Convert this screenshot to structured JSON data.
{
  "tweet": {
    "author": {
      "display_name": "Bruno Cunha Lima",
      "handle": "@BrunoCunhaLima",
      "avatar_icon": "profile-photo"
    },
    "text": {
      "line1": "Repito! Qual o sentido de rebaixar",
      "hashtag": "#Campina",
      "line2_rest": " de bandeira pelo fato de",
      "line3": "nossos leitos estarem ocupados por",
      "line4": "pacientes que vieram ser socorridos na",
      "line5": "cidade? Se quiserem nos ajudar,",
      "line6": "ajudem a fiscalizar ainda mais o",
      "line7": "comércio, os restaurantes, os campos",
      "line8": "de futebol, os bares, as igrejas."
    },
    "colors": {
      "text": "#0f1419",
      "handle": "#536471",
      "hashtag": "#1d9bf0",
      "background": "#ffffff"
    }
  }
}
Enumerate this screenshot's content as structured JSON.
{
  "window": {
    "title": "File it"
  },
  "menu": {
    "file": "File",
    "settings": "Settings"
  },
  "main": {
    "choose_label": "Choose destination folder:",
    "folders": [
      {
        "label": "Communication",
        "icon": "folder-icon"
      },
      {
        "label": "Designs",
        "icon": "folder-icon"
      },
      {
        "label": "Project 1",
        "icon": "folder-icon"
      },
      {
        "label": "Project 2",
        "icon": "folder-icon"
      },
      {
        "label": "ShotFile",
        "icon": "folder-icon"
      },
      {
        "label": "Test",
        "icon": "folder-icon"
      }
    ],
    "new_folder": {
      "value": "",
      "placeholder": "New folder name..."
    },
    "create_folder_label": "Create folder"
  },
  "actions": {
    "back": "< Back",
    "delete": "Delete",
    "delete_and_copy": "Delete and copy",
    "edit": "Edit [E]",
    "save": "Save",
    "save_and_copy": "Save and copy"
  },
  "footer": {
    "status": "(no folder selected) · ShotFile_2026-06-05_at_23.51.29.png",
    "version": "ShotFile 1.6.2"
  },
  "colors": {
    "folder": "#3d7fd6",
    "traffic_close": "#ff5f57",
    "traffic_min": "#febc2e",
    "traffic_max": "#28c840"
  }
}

Exercise brief: Reproduce every record, matching each line exactly.

Worked answer:
Convert this screenshot to structured JSON data.
{
  "tweet": {
    "author": {
      "display_name": "Bruno Cunha Lima",
      "handle": "@BrunoCunhaLima",
      "avatar_icon": "profile-photo"
    },
    "text": {
      "line1": "Repito! Qual o sentido de rebaixar",
      "hashtag": "#Campina",
      "line2_rest": " de bandeira pelo fato de",
      "line3": "nossos leitos estarem ocupados por",
      "line4": "pacientes que vieram ser socorridos na",
      "line5": "cidade? Se quiserem nos ajudar,",
      "line6": "ajudem a fiscalizar ainda mais o",
      "line7": "comércio, os restaurantes, os campos",
      "line8": "de futebol, os bares, as igrejas."
    },
    "colors": {
      "text": "#0f1419",
      "handle": "#536471",
      "hashtag": "#1d9bf0",
      "background": "#ffffff"
    }
  }
}
Enumerate this screenshot's content as structured JSON.
{
  "window": {
    "title": "File it"
  },
  "menu": {
    "file": "File",
    "settings": "Settings"
  },
  "main": {
    "choose_label": "Choose destination folder:",
    "folders": [
      {
        "label": "Communication",
        "icon": "folder-icon"
      },
      {
        "label": "Designs",
        "icon": "folder-icon"
      },
      {
        "label": "Project 1",
        "icon": "folder-icon"
      },
      {
        "label": "Project 2",
        "icon": "folder-icon"
      },
      {
        "label": "ShotFile",
        "icon": "folder-icon"
      },
      {
        "label": "Test",
        "icon": "folder-icon"
      }
    ],
    "new_folder": {
      "value": "",
      "placeholder": "New folder name..."
    },
    "create_folder_label": "Create folder"
  },
  "actions": {
    "back": "< Back",
    "delete": "Delete",
    "delete_and_copy": "Delete and copy",
    "edit": "Edit [E]",
    "save": "Save",
    "save_and_copy": "Save and copy"
  },
  "footer": {
    "status": "(no folder selected) · ShotFile_2026-06-05_at_23.51.29.png",
    "version": "ShotFile 1.6.2"
  },
  "colors": {
    "folder": "#3d7fd6",
    "traffic_close": "#ff5f57",
    "traffic_min": "#febc2e",
    "traffic_max": "#28c840"
  }
}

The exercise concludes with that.